Copy all records verbatim.

━━ Exercise material

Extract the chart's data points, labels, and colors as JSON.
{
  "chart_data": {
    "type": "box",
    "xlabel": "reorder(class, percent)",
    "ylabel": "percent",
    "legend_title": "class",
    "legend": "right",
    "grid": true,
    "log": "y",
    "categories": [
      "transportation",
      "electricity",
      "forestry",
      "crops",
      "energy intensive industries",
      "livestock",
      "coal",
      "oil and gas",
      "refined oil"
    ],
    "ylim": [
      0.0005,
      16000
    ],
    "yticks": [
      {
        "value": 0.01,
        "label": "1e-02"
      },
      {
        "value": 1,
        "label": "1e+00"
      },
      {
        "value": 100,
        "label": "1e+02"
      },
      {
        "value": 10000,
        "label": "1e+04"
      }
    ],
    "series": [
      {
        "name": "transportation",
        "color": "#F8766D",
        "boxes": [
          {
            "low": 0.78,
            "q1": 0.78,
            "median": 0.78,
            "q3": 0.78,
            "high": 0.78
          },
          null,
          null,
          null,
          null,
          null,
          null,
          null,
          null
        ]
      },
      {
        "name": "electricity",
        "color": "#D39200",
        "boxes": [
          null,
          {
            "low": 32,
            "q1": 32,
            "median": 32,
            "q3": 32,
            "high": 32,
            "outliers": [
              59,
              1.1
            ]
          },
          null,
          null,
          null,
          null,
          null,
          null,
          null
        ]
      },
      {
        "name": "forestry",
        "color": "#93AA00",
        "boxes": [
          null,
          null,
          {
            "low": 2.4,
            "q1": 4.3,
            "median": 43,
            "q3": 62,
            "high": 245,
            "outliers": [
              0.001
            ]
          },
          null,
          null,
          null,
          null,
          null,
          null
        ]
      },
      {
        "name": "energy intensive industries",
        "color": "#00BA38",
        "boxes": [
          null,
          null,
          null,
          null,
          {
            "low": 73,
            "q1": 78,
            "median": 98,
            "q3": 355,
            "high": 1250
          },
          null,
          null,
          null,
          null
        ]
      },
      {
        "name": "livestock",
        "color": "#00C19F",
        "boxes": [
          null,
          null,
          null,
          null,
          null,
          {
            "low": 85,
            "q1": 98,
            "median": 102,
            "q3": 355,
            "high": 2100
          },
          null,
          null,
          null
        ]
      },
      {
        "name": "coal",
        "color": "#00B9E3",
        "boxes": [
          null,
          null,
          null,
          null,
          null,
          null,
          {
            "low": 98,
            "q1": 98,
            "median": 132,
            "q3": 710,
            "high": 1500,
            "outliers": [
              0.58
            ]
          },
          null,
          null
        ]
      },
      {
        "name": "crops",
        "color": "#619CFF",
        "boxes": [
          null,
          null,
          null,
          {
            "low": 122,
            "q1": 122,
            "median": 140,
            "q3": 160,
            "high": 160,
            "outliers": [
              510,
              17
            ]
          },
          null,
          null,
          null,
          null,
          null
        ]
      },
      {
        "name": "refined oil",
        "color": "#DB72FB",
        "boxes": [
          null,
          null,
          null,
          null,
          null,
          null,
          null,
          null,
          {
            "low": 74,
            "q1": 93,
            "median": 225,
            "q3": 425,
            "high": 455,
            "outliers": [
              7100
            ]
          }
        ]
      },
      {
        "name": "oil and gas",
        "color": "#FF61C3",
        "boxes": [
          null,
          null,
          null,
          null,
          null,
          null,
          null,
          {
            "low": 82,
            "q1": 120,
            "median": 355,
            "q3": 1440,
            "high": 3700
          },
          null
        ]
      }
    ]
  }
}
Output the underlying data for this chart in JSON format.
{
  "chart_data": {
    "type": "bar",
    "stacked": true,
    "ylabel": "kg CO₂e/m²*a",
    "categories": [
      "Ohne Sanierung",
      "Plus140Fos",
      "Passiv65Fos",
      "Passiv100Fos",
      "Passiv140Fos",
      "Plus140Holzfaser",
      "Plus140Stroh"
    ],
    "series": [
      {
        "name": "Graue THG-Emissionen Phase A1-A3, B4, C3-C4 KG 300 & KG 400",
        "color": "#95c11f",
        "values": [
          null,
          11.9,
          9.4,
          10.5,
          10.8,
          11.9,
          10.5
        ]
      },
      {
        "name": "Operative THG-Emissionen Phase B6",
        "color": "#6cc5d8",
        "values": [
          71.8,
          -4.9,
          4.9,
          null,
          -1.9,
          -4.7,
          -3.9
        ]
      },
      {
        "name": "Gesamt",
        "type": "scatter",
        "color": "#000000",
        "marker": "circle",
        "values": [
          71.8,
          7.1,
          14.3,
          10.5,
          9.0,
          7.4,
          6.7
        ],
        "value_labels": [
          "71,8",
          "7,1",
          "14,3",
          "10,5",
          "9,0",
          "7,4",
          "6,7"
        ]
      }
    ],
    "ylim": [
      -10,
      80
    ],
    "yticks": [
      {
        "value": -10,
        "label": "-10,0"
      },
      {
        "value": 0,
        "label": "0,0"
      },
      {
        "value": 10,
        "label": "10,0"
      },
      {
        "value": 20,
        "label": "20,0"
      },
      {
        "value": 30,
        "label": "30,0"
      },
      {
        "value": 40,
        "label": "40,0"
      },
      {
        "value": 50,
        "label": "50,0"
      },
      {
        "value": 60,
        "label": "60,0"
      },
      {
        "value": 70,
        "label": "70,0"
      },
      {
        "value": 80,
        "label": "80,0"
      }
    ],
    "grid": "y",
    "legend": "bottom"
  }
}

━━━━

- Written reply:
Extract the chart's data points, labels, and colors as JSON.
{
  "chart_data": {
    "type": "box",
    "xlabel": "reorder(class, percent)",
    "ylabel": "percent",
    "legend_title": "class",
    "legend": "right",
    "grid": true,
    "log": "y",
    "categories": [
      "transportation",
      "electricity",
      "forestry",
      "crops",
      "energy intensive industries",
      "livestock",
      "coal",
      "oil and gas",
      "refined oil"
    ],
    "ylim": [
      0.0005,
      16000
    ],
    "yticks": [
      {
        "value": 0.01,
        "label": "1e-02"
      },
      {
        "value": 1,
        "label": "1e+00"
      },
      {
        "value": 100,
        "label": "1e+02"
      },
      {
        "value": 10000,
        "label": "1e+04"
      }
    ],
    "series": [
      {
        "name": "transportation",
        "color": "#F8766D",
        "boxes": [
          {
            "low": 0.78,
            "q1": 0.78,
            "median": 0.78,
            "q3": 0.78,
            "high": 0.78
          },
          null,
          null,
          null,
          null,
          null,
          null,
          null,
          null
        ]
      },
      {
        "name": "electricity",
        "color": "#D39200",
        "boxes": [
          null,
          {
            "low": 32,
            "q1": 32,
            "median": 32,
            "q3": 32,
            "high": 32,
            "outliers": [
              59,
              1.1
            ]
          },
          null,
          null,
          null,
          null,
          null,
          null,
          null
        ]
      },
      {
        "name": "forestry",
        "color": "#93AA00",
        "boxes": [
          null,
          null,
          {
            "low": 2.4,
            "q1": 4.3,
            "median": 43,
            "q3": 62,
            "high": 245,
            "outliers": [
              0.001
            ]
          },
          null,
          null,
          null,
          null,
          null,
          null
        ]
      },
      {
        "name": "energy intensive industries",
        "color": "#00BA38",
        "boxes": [
          null,
          null,
          null,
          null,
          {
            "low": 73,
            "q1": 78,
            "median": 98,
            "q3": 355,
            "high": 1250
          },
          null,
          null,
          null,
          null
        ]
      },
      {
        "name": "livestock",
        "color": "#00C19F",
        "boxes": [
          null,
          null,
          null,
          null,
          null,
          {
            "low": 85,
            "q1": 98,
            "median": 102,
            "q3": 355,
            "high": 2100
          },
          null,
          null,
          null
        ]
      },
      {
        "name": "coal",
        "color": "#00B9E3",
        "boxes": [
          null,
          null,
          null,
          null,
          null,
          null,
          {
            "low": 98,
            "q1": 98,
            "median": 132,
            "q3": 710,
            "high": 1500,
            "outliers": [
              0.58
            ]
          },
          null,
          null
        ]
      },
      {
        "name": "crops",
        "color": "#619CFF",
        "boxes": [
          null,
          null,
          null,
          {
            "low": 122,
            "q1": 122,
            "median": 140,
            "q3": 160,
            "high": 160,
            "outliers": [
              510,
              17
            ]
          },
          null,
          null,
          null,
          null,
          null
        ]
      },
      {
        "name": "refined oil",
        "color": "#DB72FB",
        "boxes": [
          null,
          null,
          null,
          null,
          null,
          null,
          null,
          null,
          {
            "low": 74,
            "q1": 93,
            "median": 225,
            "q3": 425,
            "high": 455,
            "outliers": [
              7100
            ]
          }
        ]
      },
      {
        "name": "oil and gas",
        "color": "#FF61C3",
        "boxes": [
          null,
          null,
          null,
          null,
          null,
          null,
          null,
          {
            "low": 82,
            "q1": 120,
            "median": 355,
            "q3": 1440,
            "high": 3700
          },
          null
        ]
      }
    ]
  }
}
Output the underlying data for this chart in JSON format.
{
  "chart_data": {
    "type": "bar",
    "stacked": true,
    "ylabel": "kg CO₂e/m²*a",
    "categories": [
      "Ohne Sanierung",
      "Plus140Fos",
      "Passiv65Fos",
      "Passiv100Fos",
      "Passiv140Fos",
      "Plus140Holzfaser",
      "Plus140Stroh"
    ],
    "series": [
      {
        "name": "Graue THG-Emissionen Phase A1-A3, B4, C3-C4 KG 300 & KG 400",
        "color": "#95c11f",
        "values": [
          null,
          11.9,
          9.4,
          10.5,
          10.8,
          11.9,
          10.5
        ]
      },
      {
        "name": "Operative THG-Emissionen Phase B6",
        "color": "#6cc5d8",
        "values": [
          71.8,
          -4.9,
          4.9,
          null,
          -1.9,
          -4.7,
          -3.9
        ]
      },
      {
        "name": "Gesamt",
        "type": "scatter",
        "color": "#000000",
        "marker": "circle",
        "values": [
          71.8,
          7.1,
          14.3,
          10.5,
          9.0,
          7.4,
          6.7
        ],
        "value_labels": [
          "71,8",
          "7,1",
          "14,3",
          "10,5",
          "9,0",
          "7,4",
          "6,7"
        ]
      }
    ],
    "ylim": [
      -10,
      80
    ],
    "yticks": [
      {
        "value": -10,
        "label": "-10,0"
      },
      {
        "value": 0,
        "label": "0,0"
      },
      {
        "value": 10,
        "label": "10,0"
      },
      {
        "value": 20,
        "label": "20,0"
      },
      {
        "value": 30,
        "label": "30,0"
      },
      {
        "value": 40,
        "label": "40,0"
      },
      {
        "value": 50,
        "label": "50,0"
      },
      {
        "value": 60,
        "label": "60,0"
      },
      {
        "value": 70,
        "label": "70,0"
      },
      {
        "value": 80,
        "label": "80,0"
      }
    ],
    "grid": "y",
    "legend": "bottom"
  }
}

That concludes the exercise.